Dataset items
---

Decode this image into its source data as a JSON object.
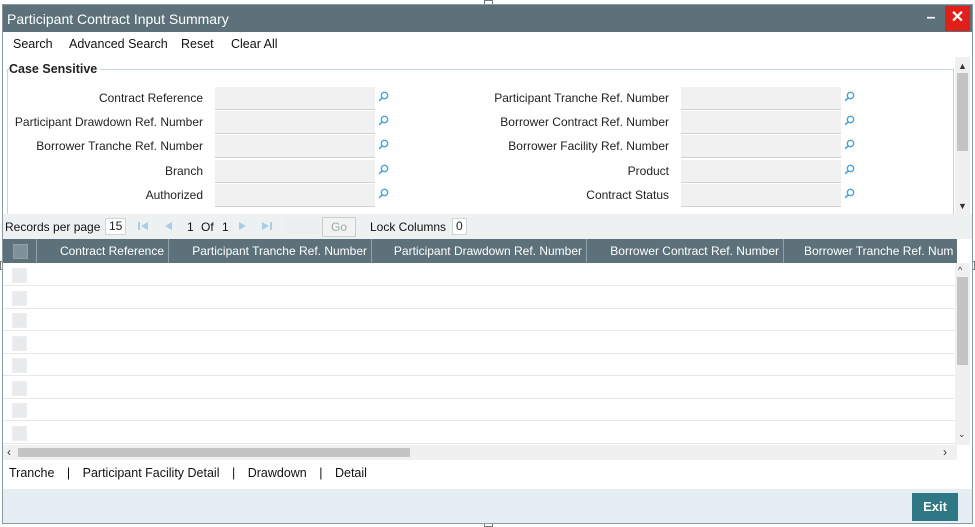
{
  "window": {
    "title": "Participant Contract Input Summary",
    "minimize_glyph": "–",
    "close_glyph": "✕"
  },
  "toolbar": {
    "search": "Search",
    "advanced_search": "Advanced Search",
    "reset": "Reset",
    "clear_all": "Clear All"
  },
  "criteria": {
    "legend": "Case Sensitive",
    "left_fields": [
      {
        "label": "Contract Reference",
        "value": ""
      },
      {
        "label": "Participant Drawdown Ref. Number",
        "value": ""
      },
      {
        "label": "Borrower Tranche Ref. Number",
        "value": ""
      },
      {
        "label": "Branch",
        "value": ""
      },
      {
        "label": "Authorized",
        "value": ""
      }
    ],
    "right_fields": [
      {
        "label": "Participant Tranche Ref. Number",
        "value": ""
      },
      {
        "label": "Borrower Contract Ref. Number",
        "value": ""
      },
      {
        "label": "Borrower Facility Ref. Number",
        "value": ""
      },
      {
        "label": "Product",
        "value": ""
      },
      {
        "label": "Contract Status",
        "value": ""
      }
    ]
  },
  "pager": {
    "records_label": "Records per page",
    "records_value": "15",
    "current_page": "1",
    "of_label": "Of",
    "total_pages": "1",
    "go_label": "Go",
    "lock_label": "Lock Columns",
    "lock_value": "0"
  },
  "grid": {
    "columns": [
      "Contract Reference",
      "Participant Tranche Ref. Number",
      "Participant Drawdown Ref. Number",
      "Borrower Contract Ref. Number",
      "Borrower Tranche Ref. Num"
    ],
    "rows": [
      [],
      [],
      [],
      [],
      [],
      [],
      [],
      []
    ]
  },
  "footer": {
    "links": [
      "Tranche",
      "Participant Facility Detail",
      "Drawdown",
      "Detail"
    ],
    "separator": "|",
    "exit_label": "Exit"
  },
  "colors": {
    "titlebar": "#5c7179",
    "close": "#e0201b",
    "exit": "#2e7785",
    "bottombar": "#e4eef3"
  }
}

---

- [Directive]:
Copy the records word for word, leaving no picture in the copy.

- [Task solution]:
Decode this image into its source data as a JSON object.
{
  "window": {
    "title": "Participant Contract Input Summary",
    "minimize_glyph": "–",
    "close_glyph": "✕"
  },
  "toolbar": {
    "search": "Search",
    "advanced_search": "Advanced Search",
    "reset": "Reset",
    "clear_all": "Clear All"
  },
  "criteria": {
    "legend": "Case Sensitive",
    "left_fields": [
      {
        "label": "Contract Reference",
        "value": ""
      },
      {
        "label": "Participant Drawdown Ref. Number",
        "value": ""
      },
      {
        "label": "Borrower Tranche Ref. Number",
        "value": ""
      },
      {
        "label": "Branch",
        "value": ""
      },
      {
        "label": "Authorized",
        "value": ""
      }
    ],
    "right_fields": [
      {
        "label": "Participant Tranche Ref. Number",
        "value": ""
      },
      {
        "label": "Borrower Contract Ref. Number",
        "value": ""
      },
      {
        "label": "Borrower Facility Ref. Number",
        "value": ""
      },
      {
        "label": "Product",
        "value": ""
      },
      {
        "label": "Contract Status",
        "value": ""
      }
    ]
  },
  "pager": {
    "records_label": "Records per page",
    "records_value": "15",
    "current_page": "1",
    "of_label": "Of",
    "total_pages": "1",
    "go_label": "Go",
    "lock_label": "Lock Columns",
    "lock_value": "0"
  },
  "grid": {
    "columns": [
      "Contract Reference",
      "Participant Tranche Ref. Number",
      "Participant Drawdown Ref. Number",
      "Borrower Contract Ref. Number",
      "Borrower Tranche Ref. Num"
    ],
    "rows": [
      [],
      [],
      [],
      [],
      [],
      [],
      [],
      []
    ]
  },
  "footer": {
    "links": [
      "Tranche",
      "Participant Facility Detail",
      "Drawdown",
      "Detail"
    ],
    "separator": "|",
    "exit_label": "Exit"
  },
  "colors": {
    "titlebar": "#5c7179",
    "close": "#e0201b",
    "exit": "#2e7785",
    "bottombar": "#e4eef3"
  }
}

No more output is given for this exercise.